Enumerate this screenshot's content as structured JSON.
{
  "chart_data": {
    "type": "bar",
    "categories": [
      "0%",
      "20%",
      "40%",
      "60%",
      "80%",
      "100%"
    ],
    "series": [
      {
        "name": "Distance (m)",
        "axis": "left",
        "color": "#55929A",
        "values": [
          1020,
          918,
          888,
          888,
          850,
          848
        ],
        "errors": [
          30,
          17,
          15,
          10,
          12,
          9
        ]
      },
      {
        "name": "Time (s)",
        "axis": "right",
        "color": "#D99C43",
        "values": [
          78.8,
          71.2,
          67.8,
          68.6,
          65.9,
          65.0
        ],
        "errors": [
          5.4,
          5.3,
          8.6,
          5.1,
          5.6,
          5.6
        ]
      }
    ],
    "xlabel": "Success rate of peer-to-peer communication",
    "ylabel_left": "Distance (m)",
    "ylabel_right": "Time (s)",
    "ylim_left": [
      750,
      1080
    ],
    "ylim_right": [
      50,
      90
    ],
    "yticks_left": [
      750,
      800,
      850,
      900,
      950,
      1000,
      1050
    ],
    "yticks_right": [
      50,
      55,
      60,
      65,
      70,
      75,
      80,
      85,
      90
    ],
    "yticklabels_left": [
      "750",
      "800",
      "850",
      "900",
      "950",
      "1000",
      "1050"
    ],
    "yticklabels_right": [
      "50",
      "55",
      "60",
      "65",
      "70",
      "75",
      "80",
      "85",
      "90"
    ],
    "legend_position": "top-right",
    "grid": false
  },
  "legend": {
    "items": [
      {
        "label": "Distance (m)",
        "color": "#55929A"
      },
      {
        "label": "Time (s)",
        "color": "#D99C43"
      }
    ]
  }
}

^^^^^^^^^^^^^^^^

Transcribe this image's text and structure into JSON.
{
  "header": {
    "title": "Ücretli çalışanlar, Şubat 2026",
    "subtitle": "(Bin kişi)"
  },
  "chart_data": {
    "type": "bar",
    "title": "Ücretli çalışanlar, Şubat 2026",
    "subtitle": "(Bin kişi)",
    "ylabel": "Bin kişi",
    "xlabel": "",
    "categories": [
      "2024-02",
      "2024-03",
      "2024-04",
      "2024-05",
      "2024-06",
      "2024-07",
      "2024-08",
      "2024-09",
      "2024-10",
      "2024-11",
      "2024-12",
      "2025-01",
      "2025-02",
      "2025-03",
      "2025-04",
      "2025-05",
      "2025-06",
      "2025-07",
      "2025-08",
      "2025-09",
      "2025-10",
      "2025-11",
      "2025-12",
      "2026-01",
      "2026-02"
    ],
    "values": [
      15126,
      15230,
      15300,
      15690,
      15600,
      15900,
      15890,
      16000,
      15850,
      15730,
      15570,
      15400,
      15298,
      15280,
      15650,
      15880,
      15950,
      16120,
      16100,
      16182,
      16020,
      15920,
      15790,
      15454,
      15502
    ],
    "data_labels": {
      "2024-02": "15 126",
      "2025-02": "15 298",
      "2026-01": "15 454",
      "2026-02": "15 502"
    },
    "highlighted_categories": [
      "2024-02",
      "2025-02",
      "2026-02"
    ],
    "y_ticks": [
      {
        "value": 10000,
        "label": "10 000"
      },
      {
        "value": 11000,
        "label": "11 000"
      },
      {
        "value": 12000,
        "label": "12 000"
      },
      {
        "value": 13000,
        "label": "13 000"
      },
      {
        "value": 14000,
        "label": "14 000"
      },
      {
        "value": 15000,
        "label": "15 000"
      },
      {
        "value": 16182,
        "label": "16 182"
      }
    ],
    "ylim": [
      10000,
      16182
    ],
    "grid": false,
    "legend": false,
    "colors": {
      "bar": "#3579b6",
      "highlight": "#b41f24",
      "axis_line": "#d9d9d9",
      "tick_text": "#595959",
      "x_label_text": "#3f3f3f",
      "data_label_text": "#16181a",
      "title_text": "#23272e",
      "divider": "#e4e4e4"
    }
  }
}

^^^^^^^^^^^^^^^^

Report every line containing the word "subtitle" from the listing above.

    "subtitle": "(Bin kişi)"
    "subtitle": "(Bin kişi)",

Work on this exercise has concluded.